## What is needed
Write the records out again, precisely as they stand.

## Dataset entries
───

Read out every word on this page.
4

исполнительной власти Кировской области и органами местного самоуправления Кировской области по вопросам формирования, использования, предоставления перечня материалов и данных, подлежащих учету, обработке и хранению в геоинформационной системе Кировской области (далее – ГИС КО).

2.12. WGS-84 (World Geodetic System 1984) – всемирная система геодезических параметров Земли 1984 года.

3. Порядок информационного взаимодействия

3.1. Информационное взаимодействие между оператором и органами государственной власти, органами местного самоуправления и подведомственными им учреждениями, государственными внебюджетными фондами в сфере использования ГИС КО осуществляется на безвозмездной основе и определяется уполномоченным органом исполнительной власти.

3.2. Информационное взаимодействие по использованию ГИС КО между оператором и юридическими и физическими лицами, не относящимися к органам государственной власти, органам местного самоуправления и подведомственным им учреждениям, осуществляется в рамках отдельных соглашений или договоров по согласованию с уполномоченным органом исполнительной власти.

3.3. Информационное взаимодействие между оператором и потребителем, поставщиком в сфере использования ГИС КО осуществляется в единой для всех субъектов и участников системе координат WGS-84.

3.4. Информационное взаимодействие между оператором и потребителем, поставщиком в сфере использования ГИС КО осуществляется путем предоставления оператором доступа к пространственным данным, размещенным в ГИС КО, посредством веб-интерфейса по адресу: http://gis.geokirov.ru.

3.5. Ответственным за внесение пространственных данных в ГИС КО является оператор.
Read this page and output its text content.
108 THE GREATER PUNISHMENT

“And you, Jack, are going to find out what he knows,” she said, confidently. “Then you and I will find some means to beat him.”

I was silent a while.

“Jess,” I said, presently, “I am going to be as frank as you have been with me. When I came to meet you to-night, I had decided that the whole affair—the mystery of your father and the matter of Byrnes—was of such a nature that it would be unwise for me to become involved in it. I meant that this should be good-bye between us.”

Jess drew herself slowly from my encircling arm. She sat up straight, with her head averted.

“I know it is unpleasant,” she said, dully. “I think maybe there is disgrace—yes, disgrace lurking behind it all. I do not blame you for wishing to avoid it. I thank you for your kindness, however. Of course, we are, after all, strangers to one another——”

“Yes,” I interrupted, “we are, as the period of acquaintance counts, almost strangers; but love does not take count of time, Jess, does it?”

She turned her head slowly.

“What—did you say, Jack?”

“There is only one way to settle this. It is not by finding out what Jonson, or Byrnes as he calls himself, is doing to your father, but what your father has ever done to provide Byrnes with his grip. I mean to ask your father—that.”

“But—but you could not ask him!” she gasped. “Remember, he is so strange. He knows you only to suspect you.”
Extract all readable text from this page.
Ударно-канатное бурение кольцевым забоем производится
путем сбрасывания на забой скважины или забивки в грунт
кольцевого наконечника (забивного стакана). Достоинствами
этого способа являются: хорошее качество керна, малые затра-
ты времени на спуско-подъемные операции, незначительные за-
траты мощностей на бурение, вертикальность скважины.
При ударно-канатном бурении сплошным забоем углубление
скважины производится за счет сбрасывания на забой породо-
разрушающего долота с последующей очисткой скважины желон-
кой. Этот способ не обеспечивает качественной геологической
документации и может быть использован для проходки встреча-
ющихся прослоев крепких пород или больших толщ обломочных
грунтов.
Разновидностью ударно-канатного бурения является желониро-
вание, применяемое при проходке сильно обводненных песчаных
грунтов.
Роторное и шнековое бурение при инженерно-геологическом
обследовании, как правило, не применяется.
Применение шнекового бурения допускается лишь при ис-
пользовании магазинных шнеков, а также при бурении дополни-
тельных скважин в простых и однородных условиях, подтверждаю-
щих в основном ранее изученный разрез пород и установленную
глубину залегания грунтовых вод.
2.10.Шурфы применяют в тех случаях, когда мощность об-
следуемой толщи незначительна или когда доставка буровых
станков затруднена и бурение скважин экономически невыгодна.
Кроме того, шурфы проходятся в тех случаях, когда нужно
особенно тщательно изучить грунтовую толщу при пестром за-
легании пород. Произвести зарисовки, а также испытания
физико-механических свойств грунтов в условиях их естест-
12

───

## Result for this exercise
Read out every word on this page.
4

исполнительной власти Кировской области и органами местного самоуправления Кировской области по вопросам формирования, использования, предоставления перечня материалов и данных, подлежащих учету, обработке и хранению в геоинформационной системе Кировской области (далее – ГИС КО).

2.12. WGS-84 (World Geodetic System 1984) – всемирная система геодезических параметров Земли 1984 года.

3. Порядок информационного взаимодействия

3.1. Информационное взаимодействие между оператором и органами государственной власти, органами местного самоуправления и подведомственными им учреждениями, государственными внебюджетными фондами в сфере использования ГИС КО осуществляется на безвозмездной основе и определяется уполномоченным органом исполнительной власти.

3.2. Информационное взаимодействие по использованию ГИС КО между оператором и юридическими и физическими лицами, не относящимися к органам государственной власти, органам местного самоуправления и подведомственным им учреждениям, осуществляется в рамках отдельных соглашений или договоров по согласованию с уполномоченным органом исполнительной власти.

3.3. Информационное взаимодействие между оператором и потребителем, поставщиком в сфере использования ГИС КО осуществляется в единой для всех субъектов и участников системе координат WGS-84.

3.4. Информационное взаимодействие между оператором и потребителем, поставщиком в сфере использования ГИС КО осуществляется путем предоставления оператором доступа к пространственным данным, размещенным в ГИС КО, посредством веб-интерфейса по адресу: http://gis.geokirov.ru.

3.5. Ответственным за внесение пространственных данных в ГИС КО является оператор.
Read this page and output its text content.
108 THE GREATER PUNISHMENT

“And you, Jack, are going to find out what he knows,” she said, confidently. “Then you and I will find some means to beat him.”

I was silent a while.

“Jess,” I said, presently, “I am going to be as frank as you have been with me. When I came to meet you to-night, I had decided that the whole affair—the mystery of your father and the matter of Byrnes—was of such a nature that it would be unwise for me to become involved in it. I meant that this should be good-bye between us.”

Jess drew herself slowly from my encircling arm. She sat up straight, with her head averted.

“I know it is unpleasant,” she said, dully. “I think maybe there is disgrace—yes, disgrace lurking behind it all. I do not blame you for wishing to avoid it. I thank you for your kindness, however. Of course, we are, after all, strangers to one another——”

“Yes,” I interrupted, “we are, as the period of acquaintance counts, almost strangers; but love does not take count of time, Jess, does it?”

She turned her head slowly.

“What—did you say, Jack?”

“There is only one way to settle this. It is not by finding out what Jonson, or Byrnes as he calls himself, is doing to your father, but what your father has ever done to provide Byrnes with his grip. I mean to ask your father—that.”

“But—but you could not ask him!” she gasped. “Remember, he is so strange. He knows you only to suspect you.”
Extract all readable text from this page.
Ударно-канатное бурение кольцевым забоем производится
путем сбрасывания на забой скважины или забивки в грунт
кольцевого наконечника (забивного стакана). Достоинствами
этого способа являются: хорошее качество керна, малые затра-
ты времени на спуско-подъемные операции, незначительные за-
траты мощностей на бурение, вертикальность скважины.
При ударно-канатном бурении сплошным забоем углубление
скважины производится за счет сбрасывания на забой породо-
разрушающего долота с последующей очисткой скважины желон-
кой. Этот способ не обеспечивает качественной геологической
документации и может быть использован для проходки встреча-
ющихся прослоев крепких пород или больших толщ обломочных
грунтов.
Разновидностью ударно-канатного бурения является желониро-
вание, применяемое при проходке сильно обводненных песчаных
грунтов.
Роторное и шнековое бурение при инженерно-геологическом
обследовании, как правило, не применяется.
Применение шнекового бурения допускается лишь при ис-
пользовании магазинных шнеков, а также при бурении дополни-
тельных скважин в простых и однородных условиях, подтверждаю-
щих в основном ранее изученный разрез пород и установленную
глубину залегания грунтовых вод.
2.10.Шурфы применяют в тех случаях, когда мощность об-
следуемой толщи незначительна или когда доставка буровых
станков затруднена и бурение скважин экономически невыгодна.
Кроме того, шурфы проходятся в тех случаях, когда нужно
особенно тщательно изучить грунтовую толщу при пестром за-
легании пород. Произвести зарисовки, а также испытания
физико-механических свойств грунтов в условиях их естест-
12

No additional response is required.